>>>>>

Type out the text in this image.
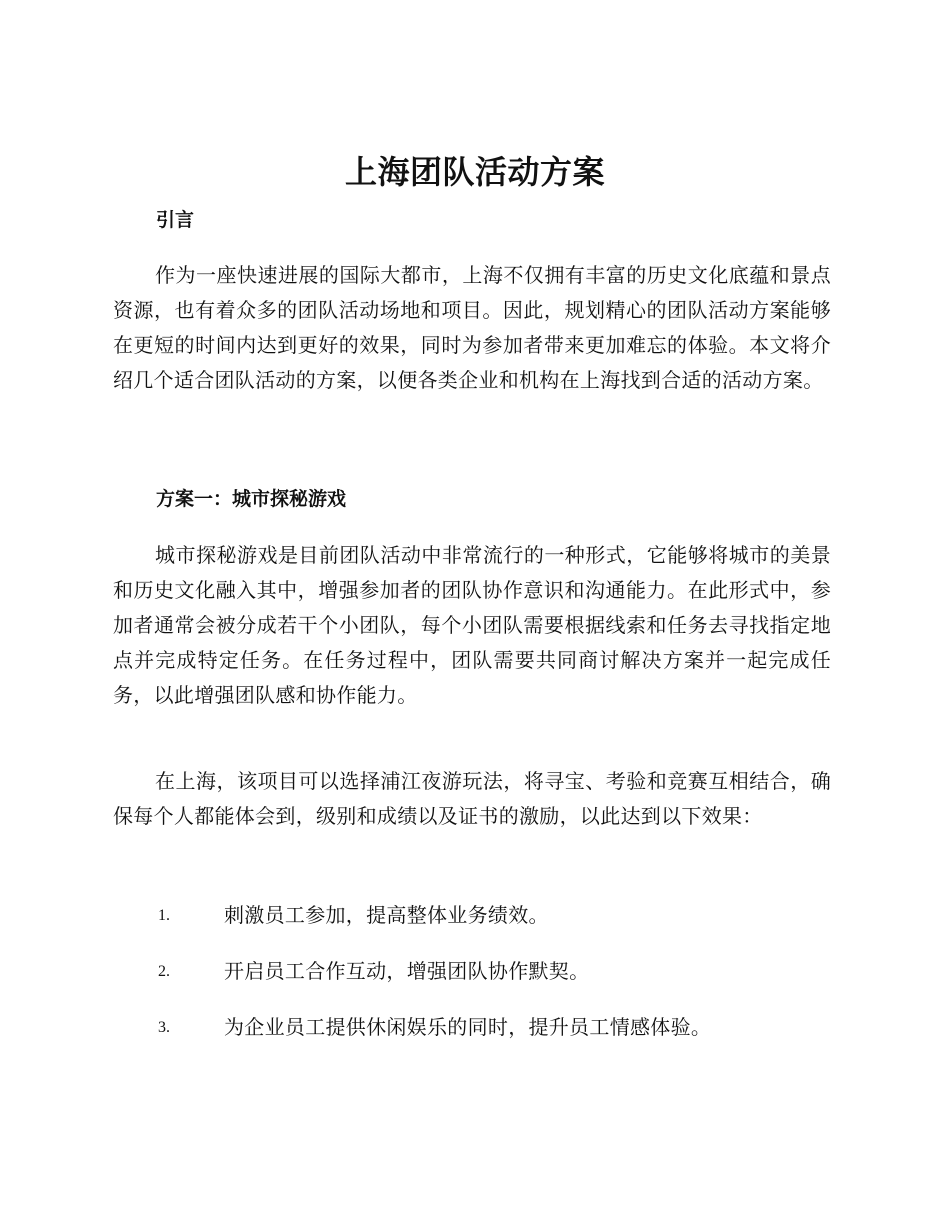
上海团队活动方案
引言

作为一座快速进展的国际大都市，上海不仅拥有丰富的历史文化底蕴和景点资源，也有着众多的团队活动场地和项目。因此，规划精心的团队活动方案能够在更短的时间内达到更好的效果，同时为参加者带来更加难忘的体验。本文将介绍几个适合团队活动的方案，以便各类企业和机构在上海找到合适的活动方案。

方案一：城市探秘游戏

城市探秘游戏是目前团队活动中非常流行的一种形式，它能够将城市的美景和历史文化融入其中，增强参加者的团队协作意识和沟通能力。在此形式中，参加者通常会被分成若干个小团队，每个小团队需要根据线索和任务去寻找指定地点并完成特定任务。在任务过程中，团队需要共同商讨解决方案并一起完成任务，以此增强团队感和协作能力。

在上海，该项目可以选择浦江夜游玩法，将寻宝、考验和竞赛互相结合，确保每个人都能体会到，级别和成绩以及证书的激励，以此达到以下效果：

1.	刺激员工参加，提高整体业务绩效。
2.	开启员工合作互动，增强团队协作默契。
3.	为企业员工提供休闲娱乐的同时，提升员工情感体验。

<<<<<

| Aim of the task |
Pictures are not part of the copy; reproduce everything else in the records exactly.

| Problem solution |
Type out the text in this image.
上海团队活动方案
引言

作为一座快速进展的国际大都市，上海不仅拥有丰富的历史文化底蕴和景点资源，也有着众多的团队活动场地和项目。因此，规划精心的团队活动方案能够在更短的时间内达到更好的效果，同时为参加者带来更加难忘的体验。本文将介绍几个适合团队活动的方案，以便各类企业和机构在上海找到合适的活动方案。

方案一：城市探秘游戏

城市探秘游戏是目前团队活动中非常流行的一种形式，它能够将城市的美景和历史文化融入其中，增强参加者的团队协作意识和沟通能力。在此形式中，参加者通常会被分成若干个小团队，每个小团队需要根据线索和任务去寻找指定地点并完成特定任务。在任务过程中，团队需要共同商讨解决方案并一起完成任务，以此增强团队感和协作能力。

在上海，该项目可以选择浦江夜游玩法，将寻宝、考验和竞赛互相结合，确保每个人都能体会到，级别和成绩以及证书的激励，以此达到以下效果：

1.	刺激员工参加，提高整体业务绩效。
2.	开启员工合作互动，增强团队协作默契。
3.	为企业员工提供休闲娱乐的同时，提升员工情感体验。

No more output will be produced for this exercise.